---------- Record set
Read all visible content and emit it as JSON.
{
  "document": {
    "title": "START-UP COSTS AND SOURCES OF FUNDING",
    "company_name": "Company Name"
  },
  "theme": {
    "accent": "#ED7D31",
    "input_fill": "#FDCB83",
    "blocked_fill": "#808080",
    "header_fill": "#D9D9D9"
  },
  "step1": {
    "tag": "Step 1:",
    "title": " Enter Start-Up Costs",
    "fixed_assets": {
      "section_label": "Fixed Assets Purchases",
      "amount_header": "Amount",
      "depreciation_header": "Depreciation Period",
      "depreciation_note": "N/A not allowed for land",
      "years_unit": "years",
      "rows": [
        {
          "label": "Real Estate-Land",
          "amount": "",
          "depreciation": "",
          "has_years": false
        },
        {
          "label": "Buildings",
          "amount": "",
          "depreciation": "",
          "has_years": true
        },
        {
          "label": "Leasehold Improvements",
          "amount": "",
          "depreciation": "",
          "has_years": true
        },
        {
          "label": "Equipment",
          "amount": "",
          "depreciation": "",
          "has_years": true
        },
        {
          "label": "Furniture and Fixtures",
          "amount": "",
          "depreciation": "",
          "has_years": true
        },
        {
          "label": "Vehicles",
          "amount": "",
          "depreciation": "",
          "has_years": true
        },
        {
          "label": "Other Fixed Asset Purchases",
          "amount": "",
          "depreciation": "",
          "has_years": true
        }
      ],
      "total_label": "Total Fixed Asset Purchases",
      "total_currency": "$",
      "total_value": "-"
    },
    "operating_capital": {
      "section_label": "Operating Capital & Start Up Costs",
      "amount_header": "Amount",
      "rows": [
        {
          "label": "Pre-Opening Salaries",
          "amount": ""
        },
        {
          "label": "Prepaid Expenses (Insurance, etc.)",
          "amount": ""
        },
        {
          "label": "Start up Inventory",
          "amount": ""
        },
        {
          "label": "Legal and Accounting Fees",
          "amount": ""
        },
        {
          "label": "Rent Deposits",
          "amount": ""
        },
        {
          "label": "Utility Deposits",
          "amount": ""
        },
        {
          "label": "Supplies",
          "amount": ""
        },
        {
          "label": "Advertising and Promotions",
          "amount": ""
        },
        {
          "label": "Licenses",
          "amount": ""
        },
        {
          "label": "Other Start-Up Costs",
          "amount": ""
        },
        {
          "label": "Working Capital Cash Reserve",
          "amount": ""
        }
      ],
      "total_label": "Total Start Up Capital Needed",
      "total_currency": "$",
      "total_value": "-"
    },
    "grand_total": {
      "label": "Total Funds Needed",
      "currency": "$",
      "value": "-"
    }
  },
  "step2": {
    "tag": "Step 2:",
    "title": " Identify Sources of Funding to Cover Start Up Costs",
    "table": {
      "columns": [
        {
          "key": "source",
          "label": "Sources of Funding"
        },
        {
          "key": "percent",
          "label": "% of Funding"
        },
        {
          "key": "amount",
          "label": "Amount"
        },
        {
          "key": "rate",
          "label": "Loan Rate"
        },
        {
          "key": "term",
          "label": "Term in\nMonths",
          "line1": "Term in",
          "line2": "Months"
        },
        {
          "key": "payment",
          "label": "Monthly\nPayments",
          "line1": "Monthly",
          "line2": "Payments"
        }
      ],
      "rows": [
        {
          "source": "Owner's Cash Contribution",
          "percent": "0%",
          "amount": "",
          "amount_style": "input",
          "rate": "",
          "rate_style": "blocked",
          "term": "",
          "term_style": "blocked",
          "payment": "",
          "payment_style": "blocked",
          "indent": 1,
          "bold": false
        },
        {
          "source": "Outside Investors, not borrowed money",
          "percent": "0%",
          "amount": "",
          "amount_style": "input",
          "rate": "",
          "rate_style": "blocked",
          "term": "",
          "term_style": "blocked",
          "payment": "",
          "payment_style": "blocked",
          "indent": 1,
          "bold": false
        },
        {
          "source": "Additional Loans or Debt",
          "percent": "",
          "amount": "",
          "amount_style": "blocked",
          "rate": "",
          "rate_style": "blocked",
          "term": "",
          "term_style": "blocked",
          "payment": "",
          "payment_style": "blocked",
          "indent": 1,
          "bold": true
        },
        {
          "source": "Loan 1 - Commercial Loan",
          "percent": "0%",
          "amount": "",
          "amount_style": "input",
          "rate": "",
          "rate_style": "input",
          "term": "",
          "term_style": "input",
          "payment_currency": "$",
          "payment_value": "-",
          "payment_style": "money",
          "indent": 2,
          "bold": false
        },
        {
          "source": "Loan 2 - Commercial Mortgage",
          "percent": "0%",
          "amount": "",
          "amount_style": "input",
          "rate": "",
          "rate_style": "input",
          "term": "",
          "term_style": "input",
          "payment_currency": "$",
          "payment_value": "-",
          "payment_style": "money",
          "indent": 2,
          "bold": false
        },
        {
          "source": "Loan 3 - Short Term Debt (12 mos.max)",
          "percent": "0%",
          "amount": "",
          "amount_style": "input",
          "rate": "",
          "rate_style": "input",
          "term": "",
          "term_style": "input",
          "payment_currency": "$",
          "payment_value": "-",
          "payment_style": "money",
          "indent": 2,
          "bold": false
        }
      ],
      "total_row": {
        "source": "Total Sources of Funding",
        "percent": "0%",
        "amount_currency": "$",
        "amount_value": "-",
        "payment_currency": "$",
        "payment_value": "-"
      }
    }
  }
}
--------------------
** What you need to do **
All of the data shown above must be copied exactly.

** Reply **
Read all visible content and emit it as JSON.
{
  "document": {
    "title": "START-UP COSTS AND SOURCES OF FUNDING",
    "company_name": "Company Name"
  },
  "theme": {
    "accent": "#ED7D31",
    "input_fill": "#FDCB83",
    "blocked_fill": "#808080",
    "header_fill": "#D9D9D9"
  },
  "step1": {
    "tag": "Step 1:",
    "title": " Enter Start-Up Costs",
    "fixed_assets": {
      "section_label": "Fixed Assets Purchases",
      "amount_header": "Amount",
      "depreciation_header": "Depreciation Period",
      "depreciation_note": "N/A not allowed for land",
      "years_unit": "years",
      "rows": [
        {
          "label": "Real Estate-Land",
          "amount": "",
          "depreciation": "",
          "has_years": false
        },
        {
          "label": "Buildings",
          "amount": "",
          "depreciation": "",
          "has_years": true
        },
        {
          "label": "Leasehold Improvements",
          "amount": "",
          "depreciation": "",
          "has_years": true
        },
        {
          "label": "Equipment",
          "amount": "",
          "depreciation": "",
          "has_years": true
        },
        {
          "label": "Furniture and Fixtures",
          "amount": "",
          "depreciation": "",
          "has_years": true
        },
        {
          "label": "Vehicles",
          "amount": "",
          "depreciation": "",
          "has_years": true
        },
        {
          "label": "Other Fixed Asset Purchases",
          "amount": "",
          "depreciation": "",
          "has_years": true
        }
      ],
      "total_label": "Total Fixed Asset Purchases",
      "total_currency": "$",
      "total_value": "-"
    },
    "operating_capital": {
      "section_label": "Operating Capital & Start Up Costs",
      "amount_header": "Amount",
      "rows": [
        {
          "label": "Pre-Opening Salaries",
          "amount": ""
        },
        {
          "label": "Prepaid Expenses (Insurance, etc.)",
          "amount": ""
        },
        {
          "label": "Start up Inventory",
          "amount": ""
        },
        {
          "label": "Legal and Accounting Fees",
          "amount": ""
        },
        {
          "label": "Rent Deposits",
          "amount": ""
        },
        {
          "label": "Utility Deposits",
          "amount": ""
        },
        {
          "label": "Supplies",
          "amount": ""
        },
        {
          "label": "Advertising and Promotions",
          "amount": ""
        },
        {
          "label": "Licenses",
          "amount": ""
        },
        {
          "label": "Other Start-Up Costs",
          "amount": ""
        },
        {
          "label": "Working Capital Cash Reserve",
          "amount": ""
        }
      ],
      "total_label": "Total Start Up Capital Needed",
      "total_currency": "$",
      "total_value": "-"
    },
    "grand_total": {
      "label": "Total Funds Needed",
      "currency": "$",
      "value": "-"
    }
  },
  "step2": {
    "tag": "Step 2:",
    "title": " Identify Sources of Funding to Cover Start Up Costs",
    "table": {
      "columns": [
        {
          "key": "source",
          "label": "Sources of Funding"
        },
        {
          "key": "percent",
          "label": "% of Funding"
        },
        {
          "key": "amount",
          "label": "Amount"
        },
        {
          "key": "rate",
          "label": "Loan Rate"
        },
        {
          "key": "term",
          "label": "Term in\nMonths",
          "line1": "Term in",
          "line2": "Months"
        },
        {
          "key": "payment",
          "label": "Monthly\nPayments",
          "line1": "Monthly",
          "line2": "Payments"
        }
      ],
      "rows": [
        {
          "source": "Owner's Cash Contribution",
          "percent": "0%",
          "amount": "",
          "amount_style": "input",
          "rate": "",
          "rate_style": "blocked",
          "term": "",
          "term_style": "blocked",
          "payment": "",
          "payment_style": "blocked",
          "indent": 1,
          "bold": false
        },
        {
          "source": "Outside Investors, not borrowed money",
          "percent": "0%",
          "amount": "",
          "amount_style": "input",
          "rate": "",
          "rate_style": "blocked",
          "term": "",
          "term_style": "blocked",
          "payment": "",
          "payment_style": "blocked",
          "indent": 1,
          "bold": false
        },
        {
          "source": "Additional Loans or Debt",
          "percent": "",
          "amount": "",
          "amount_style": "blocked",
          "rate": "",
          "rate_style": "blocked",
          "term": "",
          "term_style": "blocked",
          "payment": "",
          "payment_style": "blocked",
          "indent": 1,
          "bold": true
        },
        {
          "source": "Loan 1 - Commercial Loan",
          "percent": "0%",
          "amount": "",
          "amount_style": "input",
          "rate": "",
          "rate_style": "input",
          "term": "",
          "term_style": "input",
          "payment_currency": "$",
          "payment_value": "-",
          "payment_style": "money",
          "indent": 2,
          "bold": false
        },
        {
          "source": "Loan 2 - Commercial Mortgage",
          "percent": "0%",
          "amount": "",
          "amount_style": "input",
          "rate": "",
          "rate_style": "input",
          "term": "",
          "term_style": "input",
          "payment_currency": "$",
          "payment_value": "-",
          "payment_style": "money",
          "indent": 2,
          "bold": false
        },
        {
          "source": "Loan 3 - Short Term Debt (12 mos.max)",
          "percent": "0%",
          "amount": "",
          "amount_style": "input",
          "rate": "",
          "rate_style": "input",
          "term": "",
          "term_style": "input",
          "payment_currency": "$",
          "payment_value": "-",
          "payment_style": "money",
          "indent": 2,
          "bold": false
        }
      ],
      "total_row": {
        "source": "Total Sources of Funding",
        "percent": "0%",
        "amount_currency": "$",
        "amount_value": "-",
        "payment_currency": "$",
        "payment_value": "-"
      }
    }
  }
}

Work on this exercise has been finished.